##### DATA LISTING #####

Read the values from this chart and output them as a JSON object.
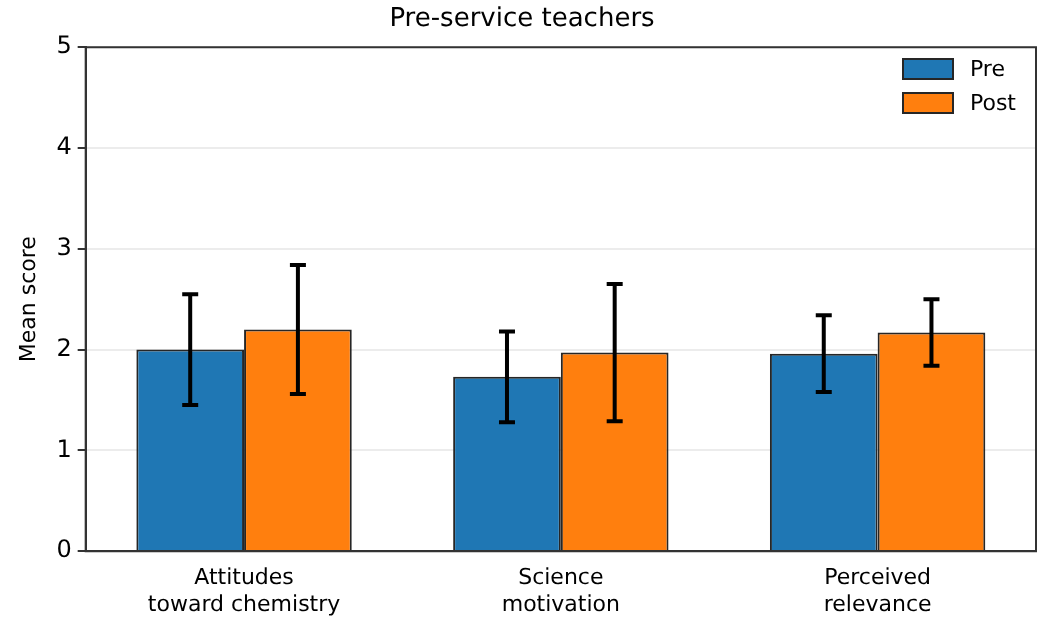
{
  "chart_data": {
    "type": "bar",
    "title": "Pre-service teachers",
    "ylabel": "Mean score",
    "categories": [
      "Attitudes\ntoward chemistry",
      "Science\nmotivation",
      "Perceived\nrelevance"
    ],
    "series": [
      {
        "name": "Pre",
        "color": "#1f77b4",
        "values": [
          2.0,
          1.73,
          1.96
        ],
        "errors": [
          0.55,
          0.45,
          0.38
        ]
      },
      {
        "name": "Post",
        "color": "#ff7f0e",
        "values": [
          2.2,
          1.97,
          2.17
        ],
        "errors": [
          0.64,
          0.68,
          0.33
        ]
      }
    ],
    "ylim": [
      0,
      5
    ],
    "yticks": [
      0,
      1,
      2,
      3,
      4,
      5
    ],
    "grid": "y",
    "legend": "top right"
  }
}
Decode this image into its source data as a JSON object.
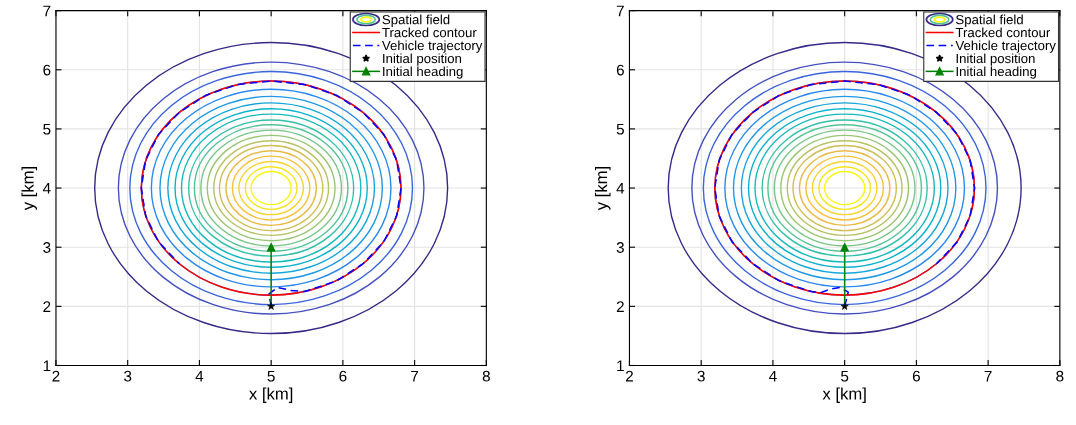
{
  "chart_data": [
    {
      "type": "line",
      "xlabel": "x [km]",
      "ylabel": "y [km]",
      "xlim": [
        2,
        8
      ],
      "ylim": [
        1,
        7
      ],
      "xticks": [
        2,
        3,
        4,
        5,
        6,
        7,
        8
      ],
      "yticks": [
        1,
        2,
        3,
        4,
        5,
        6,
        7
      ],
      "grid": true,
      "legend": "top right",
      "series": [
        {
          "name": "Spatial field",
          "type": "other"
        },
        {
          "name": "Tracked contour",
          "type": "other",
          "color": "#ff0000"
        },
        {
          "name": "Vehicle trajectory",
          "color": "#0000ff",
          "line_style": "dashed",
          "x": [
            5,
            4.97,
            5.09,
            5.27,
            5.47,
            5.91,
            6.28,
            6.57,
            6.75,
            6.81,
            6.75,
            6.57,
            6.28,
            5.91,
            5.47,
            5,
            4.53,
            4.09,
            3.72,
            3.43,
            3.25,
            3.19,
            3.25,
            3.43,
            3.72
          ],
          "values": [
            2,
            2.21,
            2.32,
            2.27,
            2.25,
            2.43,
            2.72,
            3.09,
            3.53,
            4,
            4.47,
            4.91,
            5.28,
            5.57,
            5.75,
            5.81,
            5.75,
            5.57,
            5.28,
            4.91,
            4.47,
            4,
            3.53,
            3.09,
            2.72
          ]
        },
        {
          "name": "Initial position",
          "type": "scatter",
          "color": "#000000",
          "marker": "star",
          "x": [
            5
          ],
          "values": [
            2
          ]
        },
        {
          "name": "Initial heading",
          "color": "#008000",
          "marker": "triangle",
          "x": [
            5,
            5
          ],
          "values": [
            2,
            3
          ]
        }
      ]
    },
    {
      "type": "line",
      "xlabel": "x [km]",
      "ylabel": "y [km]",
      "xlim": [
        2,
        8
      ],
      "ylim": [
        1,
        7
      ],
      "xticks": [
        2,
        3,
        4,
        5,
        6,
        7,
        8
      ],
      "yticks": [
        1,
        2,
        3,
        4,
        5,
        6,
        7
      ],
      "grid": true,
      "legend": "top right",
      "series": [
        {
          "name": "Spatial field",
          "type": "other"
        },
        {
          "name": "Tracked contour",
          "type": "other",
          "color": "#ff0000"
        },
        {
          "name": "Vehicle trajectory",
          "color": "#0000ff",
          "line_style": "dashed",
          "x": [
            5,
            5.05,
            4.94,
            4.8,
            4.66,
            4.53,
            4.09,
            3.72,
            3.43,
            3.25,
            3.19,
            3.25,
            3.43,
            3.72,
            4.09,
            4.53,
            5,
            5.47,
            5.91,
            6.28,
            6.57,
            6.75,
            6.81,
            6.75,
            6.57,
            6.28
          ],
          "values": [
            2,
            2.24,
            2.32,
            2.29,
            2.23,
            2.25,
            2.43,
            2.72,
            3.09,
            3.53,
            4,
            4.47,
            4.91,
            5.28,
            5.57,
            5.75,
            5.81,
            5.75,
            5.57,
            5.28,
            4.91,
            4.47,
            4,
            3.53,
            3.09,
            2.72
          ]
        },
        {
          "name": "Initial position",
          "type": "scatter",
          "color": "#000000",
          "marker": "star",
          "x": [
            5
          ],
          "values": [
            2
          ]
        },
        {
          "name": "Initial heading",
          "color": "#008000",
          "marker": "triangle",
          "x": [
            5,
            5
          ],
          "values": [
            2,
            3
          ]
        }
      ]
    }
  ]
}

#####

Copy all the records above exactly, but leave out the pictures.

Read the values from this chart and output them as a JSON object.
{
  "chart_data": {
    "type": "bar",
    "title": "Pre-service teachers",
    "ylabel": "Mean score",
    "categories": [
      "Attitudes\ntoward chemistry",
      "Science\nmotivation",
      "Perceived\nrelevance"
    ],
    "series": [
      {
        "name": "Pre",
        "color": "#1f77b4",
        "values": [
          2.0,
          1.73,
          1.96
        ],
        "errors": [
          0.55,
          0.45,
          0.38
        ]
      },
      {
        "name": "Post",
        "color": "#ff7f0e",
        "values": [
          2.2,
          1.97,
          2.17
        ],
        "errors": [
          0.64,
          0.68,
          0.33
        ]
      }
    ],
    "ylim": [
      0,
      5
    ],
    "yticks": [
      0,
      1,
      2,
      3,
      4,
      5
    ],
    "grid": "y",
    "legend": "top right"
  }
}
Decode this image into its source data as a JSON object.
{
  "chart_data": [
    {
      "type": "line",
      "xlabel": "x [km]",
      "ylabel": "y [km]",
      "xlim": [
        2,
        8
      ],
      "ylim": [
        1,
        7
      ],
      "xticks": [
        2,
        3,
        4,
        5,
        6,
        7,
        8
      ],
      "yticks": [
        1,
        2,
        3,
        4,
        5,
        6,
        7
      ],
      "grid": true,
      "legend": "top right",
      "series": [
        {
          "name": "Spatial field",
          "type": "other"
        },
        {
          "name": "Tracked contour",
          "type": "other",
          "color": "#ff0000"
        },
        {
          "name": "Vehicle trajectory",
          "color": "#0000ff",
          "line_style": "dashed",
          "x": [
            5,
            4.97,
            5.09,
            5.27,
            5.47,
            5.91,
            6.28,
            6.57,
            6.75,
            6.81,
            6.75,
            6.57,
            6.28,
            5.91,
            5.47,
            5,
            4.53,
            4.09,
            3.72,
            3.43,
            3.25,
            3.19,
            3.25,
            3.43,
            3.72
          ],
          "values": [
            2,
            2.21,
            2.32,
            2.27,
            2.25,
            2.43,
            2.72,
            3.09,
            3.53,
            4,
            4.47,
            4.91,
            5.28,
            5.57,
            5.75,
            5.81,
            5.75,
            5.57,
            5.28,
            4.91,
            4.47,
            4,
            3.53,
            3.09,
            2.72
          ]
        },
        {
          "name": "Initial position",
          "type": "scatter",
          "color": "#000000",
          "marker": "star",
          "x": [
            5
          ],
          "values": [
            2
          ]
        },
        {
          "name": "Initial heading",
          "color": "#008000",
          "marker": "triangle",
          "x": [
            5,
            5
          ],
          "values": [
            2,
            3
          ]
        }
      ]
    },
    {
      "type": "line",
      "xlabel": "x [km]",
      "ylabel": "y [km]",
      "xlim": [
        2,
        8
      ],
      "ylim": [
        1,
        7
      ],
      "xticks": [
        2,
        3,
        4,
        5,
        6,
        7,
        8
      ],
      "yticks": [
        1,
        2,
        3,
        4,
        5,
        6,
        7
      ],
      "grid": true,
      "legend": "top right",
      "series": [
        {
          "name": "Spatial field",
          "type": "other"
        },
        {
          "name": "Tracked contour",
          "type": "other",
          "color": "#ff0000"
        },
        {
          "name": "Vehicle trajectory",
          "color": "#0000ff",
          "line_style": "dashed",
          "x": [
            5,
            5.05,
            4.94,
            4.8,
            4.66,
            4.53,
            4.09,
            3.72,
            3.43,
            3.25,
            3.19,
            3.25,
            3.43,
            3.72,
            4.09,
            4.53,
            5,
            5.47,
            5.91,
            6.28,
            6.57,
            6.75,
            6.81,
            6.75,
            6.57,
            6.28
          ],
          "values": [
            2,
            2.24,
            2.32,
            2.29,
            2.23,
            2.25,
            2.43,
            2.72,
            3.09,
            3.53,
            4,
            4.47,
            4.91,
            5.28,
            5.57,
            5.75,
            5.81,
            5.75,
            5.57,
            5.28,
            4.91,
            4.47,
            4,
            3.53,
            3.09,
            2.72
          ]
        },
        {
          "name": "Initial position",
          "type": "scatter",
          "color": "#000000",
          "marker": "star",
          "x": [
            5
          ],
          "values": [
            2
          ]
        },
        {
          "name": "Initial heading",
          "color": "#008000",
          "marker": "triangle",
          "x": [
            5,
            5
          ],
          "values": [
            2,
            3
          ]
        }
      ]
    }
  ]
}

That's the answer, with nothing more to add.